» Job
Repeat each entry as written, dropping any picture you find.
-- begin --
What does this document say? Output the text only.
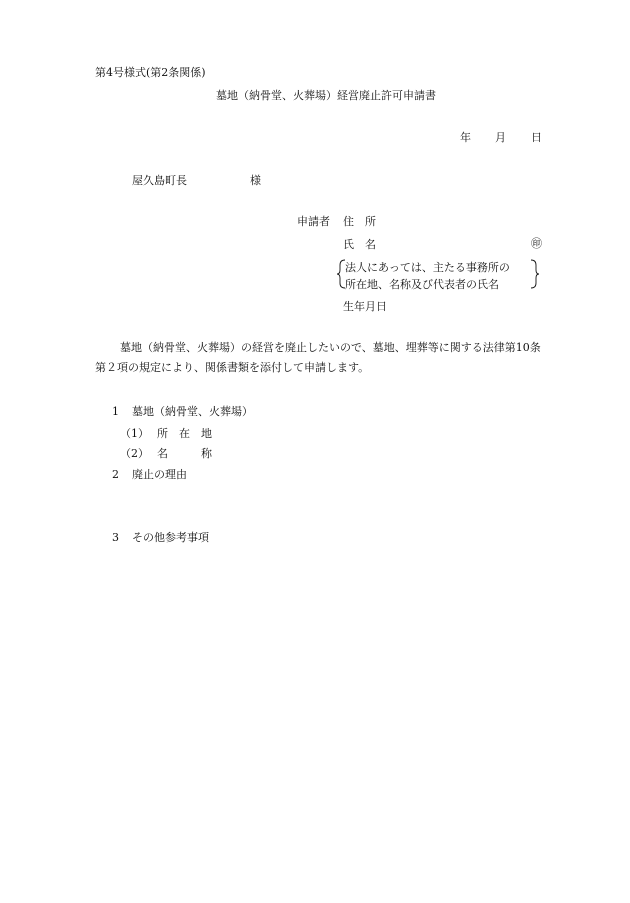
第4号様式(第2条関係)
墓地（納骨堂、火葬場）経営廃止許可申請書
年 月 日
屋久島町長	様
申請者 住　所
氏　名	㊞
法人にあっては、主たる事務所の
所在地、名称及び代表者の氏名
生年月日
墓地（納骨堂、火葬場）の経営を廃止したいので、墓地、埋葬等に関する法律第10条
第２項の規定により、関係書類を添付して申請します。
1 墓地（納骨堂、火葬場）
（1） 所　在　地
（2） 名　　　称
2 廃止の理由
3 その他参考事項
-- end --
» Task result
What does this document say? Output the text only.
第4号様式(第2条関係)
墓地（納骨堂、火葬場）経営廃止許可申請書
年 月 日
屋久島町長	様
申請者 住　所
氏　名	㊞
法人にあっては、主たる事務所の
所在地、名称及び代表者の氏名
生年月日
墓地（納骨堂、火葬場）の経営を廃止したいので、墓地、埋葬等に関する法律第10条
第２項の規定により、関係書類を添付して申請します。
1 墓地（納骨堂、火葬場）
（1） 所　在　地
（2） 名　　　称
2 廃止の理由
3 その他参考事項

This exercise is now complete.